Task prompt
The expected answer is the data below, printed verbatim without its pictures.

Figure collection entries:
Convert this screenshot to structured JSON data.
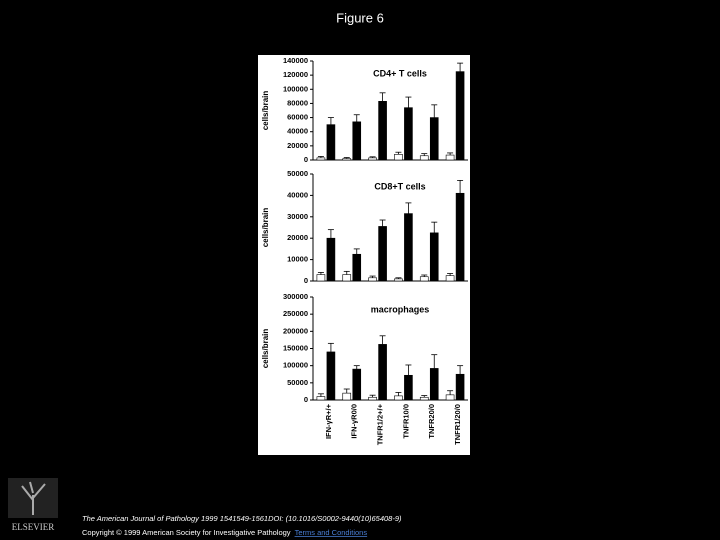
{
  "title": "Figure 6",
  "chart_data": [
    {
      "type": "bar",
      "title": "CD4+ T cells",
      "ylabel": "cells/brain",
      "categories": [
        null,
        null,
        null,
        null,
        null,
        null
      ],
      "series": [
        {
          "color": "#ffffff",
          "values": [
            3000,
            2000,
            3000,
            8000,
            6000,
            7000
          ],
          "errors": [
            2000,
            1500,
            1500,
            3000,
            3000,
            3000
          ]
        },
        {
          "color": "#000000",
          "values": [
            50000,
            54000,
            83000,
            74000,
            60000,
            125000
          ],
          "errors": [
            10000,
            10000,
            12000,
            15000,
            18000,
            12000
          ]
        }
      ],
      "ylim": [
        0,
        140000
      ],
      "yticks": [
        0,
        20000,
        40000,
        60000,
        80000,
        100000,
        120000,
        140000
      ]
    },
    {
      "type": "bar",
      "title": "CD8+T cells",
      "ylabel": "cells/brain",
      "categories": [
        null,
        null,
        null,
        null,
        null,
        null
      ],
      "series": [
        {
          "color": "#ffffff",
          "values": [
            3000,
            3000,
            1500,
            1000,
            2000,
            2500
          ],
          "errors": [
            1000,
            1500,
            800,
            500,
            800,
            1000
          ]
        },
        {
          "color": "#000000",
          "values": [
            20000,
            12500,
            25500,
            31500,
            22500,
            41000
          ],
          "errors": [
            4000,
            2500,
            3000,
            5000,
            5000,
            6000
          ]
        }
      ],
      "ylim": [
        0,
        50000
      ],
      "yticks": [
        0,
        10000,
        20000,
        30000,
        40000,
        50000
      ]
    },
    {
      "type": "bar",
      "title": "macrophages",
      "ylabel": "cells/brain",
      "categories": [
        "IFN-γR+/+",
        "IFN-γR0/0",
        "TNFR1/2+/+",
        "TNFR10/0",
        "TNFR20/0",
        "TNFR1/20/0"
      ],
      "series": [
        {
          "color": "#ffffff",
          "values": [
            10000,
            20000,
            8000,
            12000,
            8000,
            15000
          ],
          "errors": [
            8000,
            12000,
            6000,
            10000,
            5000,
            12000
          ]
        },
        {
          "color": "#000000",
          "values": [
            140000,
            90000,
            162000,
            72000,
            92000,
            75000
          ],
          "errors": [
            25000,
            10000,
            25000,
            30000,
            40000,
            25000
          ]
        }
      ],
      "ylim": [
        0,
        300000
      ],
      "yticks": [
        0,
        50000,
        100000,
        150000,
        200000,
        250000,
        300000
      ]
    }
  ],
  "footer": {
    "citation": "The American Journal of Pathology 1999 1541549-1561DOI: (10.1016/S0002-9440(10)65408-9)",
    "copyright": "Copyright © 1999 American Society for Investigative Pathology",
    "link": "Terms and Conditions"
  },
  "logo": "ELSEVIER"
}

The completed task
Convert this screenshot to structured JSON data.
{
  "title": "Figure 6",
  "chart_data": [
    {
      "type": "bar",
      "title": "CD4+ T cells",
      "ylabel": "cells/brain",
      "categories": [
        null,
        null,
        null,
        null,
        null,
        null
      ],
      "series": [
        {
          "color": "#ffffff",
          "values": [
            3000,
            2000,
            3000,
            8000,
            6000,
            7000
          ],
          "errors": [
            2000,
            1500,
            1500,
            3000,
            3000,
            3000
          ]
        },
        {
          "color": "#000000",
          "values": [
            50000,
            54000,
            83000,
            74000,
            60000,
            125000
          ],
          "errors": [
            10000,
            10000,
            12000,
            15000,
            18000,
            12000
          ]
        }
      ],
      "ylim": [
        0,
        140000
      ],
      "yticks": [
        0,
        20000,
        40000,
        60000,
        80000,
        100000,
        120000,
        140000
      ]
    },
    {
      "type": "bar",
      "title": "CD8+T cells",
      "ylabel": "cells/brain",
      "categories": [
        null,
        null,
        null,
        null,
        null,
        null
      ],
      "series": [
        {
          "color": "#ffffff",
          "values": [
            3000,
            3000,
            1500,
            1000,
            2000,
            2500
          ],
          "errors": [
            1000,
            1500,
            800,
            500,
            800,
            1000
          ]
        },
        {
          "color": "#000000",
          "values": [
            20000,
            12500,
            25500,
            31500,
            22500,
            41000
          ],
          "errors": [
            4000,
            2500,
            3000,
            5000,
            5000,
            6000
          ]
        }
      ],
      "ylim": [
        0,
        50000
      ],
      "yticks": [
        0,
        10000,
        20000,
        30000,
        40000,
        50000
      ]
    },
    {
      "type": "bar",
      "title": "macrophages",
      "ylabel": "cells/brain",
      "categories": [
        "IFN-γR+/+",
        "IFN-γR0/0",
        "TNFR1/2+/+",
        "TNFR10/0",
        "TNFR20/0",
        "TNFR1/20/0"
      ],
      "series": [
        {
          "color": "#ffffff",
          "values": [
            10000,
            20000,
            8000,
            12000,
            8000,
            15000
          ],
          "errors": [
            8000,
            12000,
            6000,
            10000,
            5000,
            12000
          ]
        },
        {
          "color": "#000000",
          "values": [
            140000,
            90000,
            162000,
            72000,
            92000,
            75000
          ],
          "errors": [
            25000,
            10000,
            25000,
            30000,
            40000,
            25000
          ]
        }
      ],
      "ylim": [
        0,
        300000
      ],
      "yticks": [
        0,
        50000,
        100000,
        150000,
        200000,
        250000,
        300000
      ]
    }
  ],
  "footer": {
    "citation": "The American Journal of Pathology 1999 1541549-1561DOI: (10.1016/S0002-9440(10)65408-9)",
    "copyright": "Copyright © 1999 American Society for Investigative Pathology",
    "link": "Terms and Conditions"
  },
  "logo": "ELSEVIER"
}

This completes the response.